§ **Aim**
Copy every line of the data that includes the string "全球各层面积极拓展协调与合作".
┌─ Extracted data
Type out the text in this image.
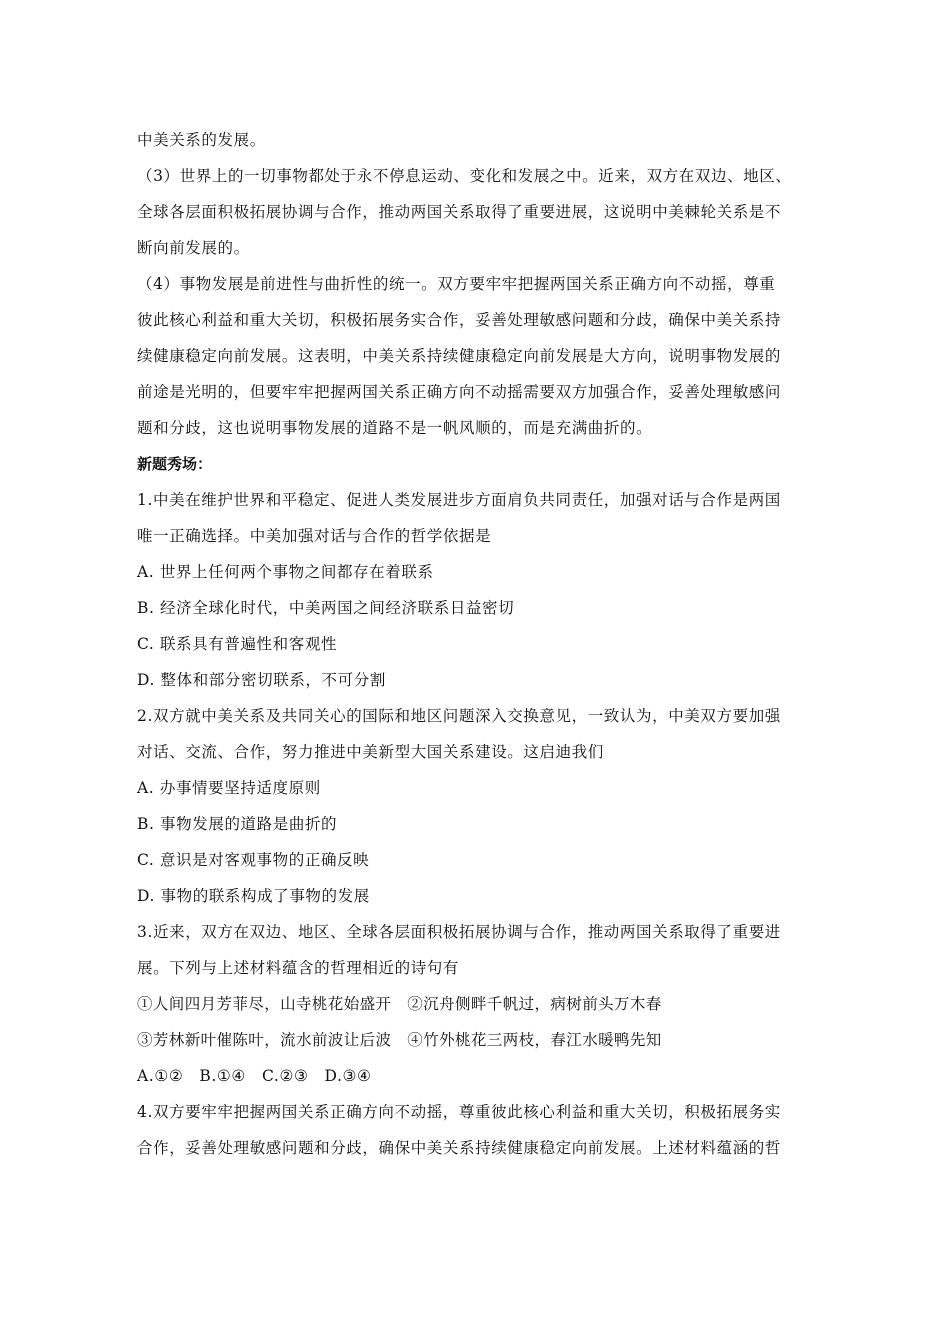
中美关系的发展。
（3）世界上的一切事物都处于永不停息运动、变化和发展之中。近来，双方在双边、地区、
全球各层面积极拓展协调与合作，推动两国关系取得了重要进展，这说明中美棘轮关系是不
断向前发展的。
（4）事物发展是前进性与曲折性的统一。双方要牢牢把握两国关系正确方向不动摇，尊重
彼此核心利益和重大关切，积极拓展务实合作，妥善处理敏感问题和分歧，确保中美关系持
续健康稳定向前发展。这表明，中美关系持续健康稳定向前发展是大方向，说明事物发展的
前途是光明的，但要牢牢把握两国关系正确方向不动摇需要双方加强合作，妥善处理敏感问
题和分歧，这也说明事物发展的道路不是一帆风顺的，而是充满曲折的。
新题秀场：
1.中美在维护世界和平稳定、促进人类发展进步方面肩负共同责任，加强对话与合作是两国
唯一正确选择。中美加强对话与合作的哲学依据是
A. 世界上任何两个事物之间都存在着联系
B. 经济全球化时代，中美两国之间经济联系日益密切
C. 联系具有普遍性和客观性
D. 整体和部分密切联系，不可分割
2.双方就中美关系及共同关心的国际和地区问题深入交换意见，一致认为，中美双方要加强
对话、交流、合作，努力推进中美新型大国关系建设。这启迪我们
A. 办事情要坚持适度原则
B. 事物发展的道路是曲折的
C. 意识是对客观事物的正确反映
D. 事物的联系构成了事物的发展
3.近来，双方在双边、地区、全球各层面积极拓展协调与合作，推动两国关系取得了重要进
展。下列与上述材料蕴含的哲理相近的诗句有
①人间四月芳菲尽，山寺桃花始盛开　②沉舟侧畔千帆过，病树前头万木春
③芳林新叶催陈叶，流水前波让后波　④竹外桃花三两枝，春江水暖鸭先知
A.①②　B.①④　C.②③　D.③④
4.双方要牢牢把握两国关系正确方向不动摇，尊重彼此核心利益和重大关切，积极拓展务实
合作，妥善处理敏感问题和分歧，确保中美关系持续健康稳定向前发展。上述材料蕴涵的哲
└─
§ **Answer for the task**
全球各层面积极拓展协调与合作，推动两国关系取得了重要进展，这说明中美棘轮关系是不
3.近来，双方在双边、地区、全球各层面积极拓展协调与合作，推动两国关系取得了重要进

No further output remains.